▸ **EXTRAIT SOURCE**

··········

La troisième idée, enfin, n’est pas forcément absurde; à condition de savoir par quoi on remplace la politique actuelle. La directive Bolkestein était une telle politique, qui a connu le succès que l’on sait. Parlons aussi des pressions exercées sur P. Mandelson pour les négociations commerciales (qui les a évoquées de façon plaisante, déclarant qu’il devait partir pour aller négocier avec les ministres du commerce européen ce soir, et s’est déclaré “désolé de susciter ainsi la jalousie du public devant un tel plaisir”). Mandelson a montré dans sa présentation les pressions que reçoit la commission de la part de gouvernements qui passent 6 jours par semaine à critiquer la commission, et le 7ème à demander des subsides ou à organiser des votes. Un pragmatisme bienvenu.

17h55 : C’est la dernière séance de la journée. La bonne surprise du jour : cette séance, avec Mario Monti, deux dirigeants d’entreprise, Y.T de Silguy, et malgré la présence de Jacques Attali et la présentation de Jean-Marc Sylvestre, est intéressante. Les dirigeants d’entreprises sont intéressants dans leur mélange de demande de protections et d’aides diverses, parfaitement transparentes; et le fait que la description de leur expérience dans l’Europe traduit concrètement comment elle se fait, comment la mondialisation se fait. Cette journée aura décrit toute la journée ce qui ne marche pas en Europe, les politiques, les champions nationaux, les institutions… Mais ce qui fonctionne, pas seulement d’ailleurs en Europe, ce sont les investissements et le développement des flux commerciaux. Il faut voir aussi le président du syndicat patronal turc du fait qu’économiquement, la Turquie est déjà intégrée dans l’Europe. Quant à Mario Monti, il est de ces gens qui comme Pascal Lamy, ont acquis en étant commissaires européens (P. Mandelson aussi traduisait ce point de vue) une sorte de sagesse dans l’épreuve; Pour tous leurs défauts, les eurocrates comptent parmi les meilleurs dirigeants de l’Union Européenne.

··········

▸ **DONNÉES FOURNIES**
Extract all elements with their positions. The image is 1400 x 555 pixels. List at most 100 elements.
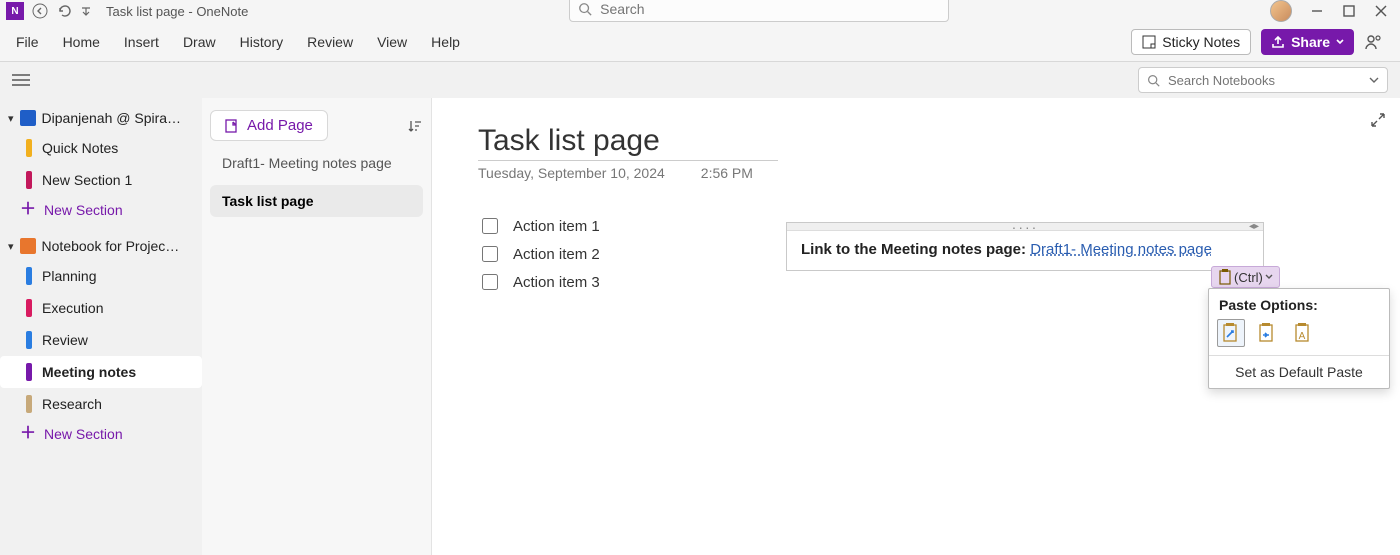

··········

▸ **TÂCHE 1**
D'après l'extrait sur la journée consacrée à l'Europe, pourquoi les dirigeants d'entreprise présents à la dernière séance sont-ils jugés intéressants ? Répondez en une à trois phrases.
▸ **TÂCHE 2**
Prolongez l'extrait sur la journée consacrée à l'Europe en reprenant immédiatement après sa dernière phrase.

▸ **RÉPONSE 1**
Ils mêlent, de façon parfaitement transparente, des demandes de protections et d'aides diverses. La description de leur expérience en Europe montre aussi concrètement comment l'Europe se fait, et comment se fait la mondialisation.

▸ **RÉPONSE 2**
Il était bizarre ce sandwich au thon. Je me sens un peu patraque.

23h15 : rentré à tome, pour un petit bilan a posteriori.
– J’ai raté France Irlande à regret, mais la journée était intéressante. Qui plus est, le Dieu du football a rétabli la Justice et la Vérité ce week-end.
– Il est frappant de constater à quel point les votes négatifs de 2005 ont constitué un traumatisme. Beaucoup d’intervenants n’en sont pas sortis. D’autres vendent leur revendication sous ce prétexte; néanmoins, il y a des gens qui réfléchissent sur la question et le débat est solide. C’est facile de ricaner quand on est spectateur; mais le niveau de réflexion était vraiment de bon niveau dans cette journée. Il est terrible de voir que ce débat entre experts, parlementaires spécialisés, “global leaders” est totalement déconnecté du débat public. Le décalage entre les conférences et les piètres prestations de Bayrou ou Strauss-Kahn était palpable. Mais ce décalage est un problème.
– Personne n’a de solution pour l’Europe. Mais quel est le problème, au fait? Dans les pays “traditionnels”, l’assimilation d’évolutions perçues comme néfastes à l’Europe, faisant que la “fatigue de l’Europe” accompagne la fatigue des réformes. Le processus mettant en place des gouvernants paralysés sont les mêmes que ceux de l’euroscepticisme. Mais, et on oublie trop souvent ce problème, dans les pays récemment entrés dans l’UE, il n’y a pas de souhait d’avancer. Pour ces pays, l’objectif était d’entrer dans l’Union; c’était l’occasion pour eux d’une modernisation, d’une sortie de la situation antérieure. Mais personne ne semble leur avoir expliqué que l’Europe est un processus qui ne s’arrête pas quand on y entre; résultat, l’euroscepticisme s’y développe aussi.
– Ce sandwich au thon avait vraiment un problème.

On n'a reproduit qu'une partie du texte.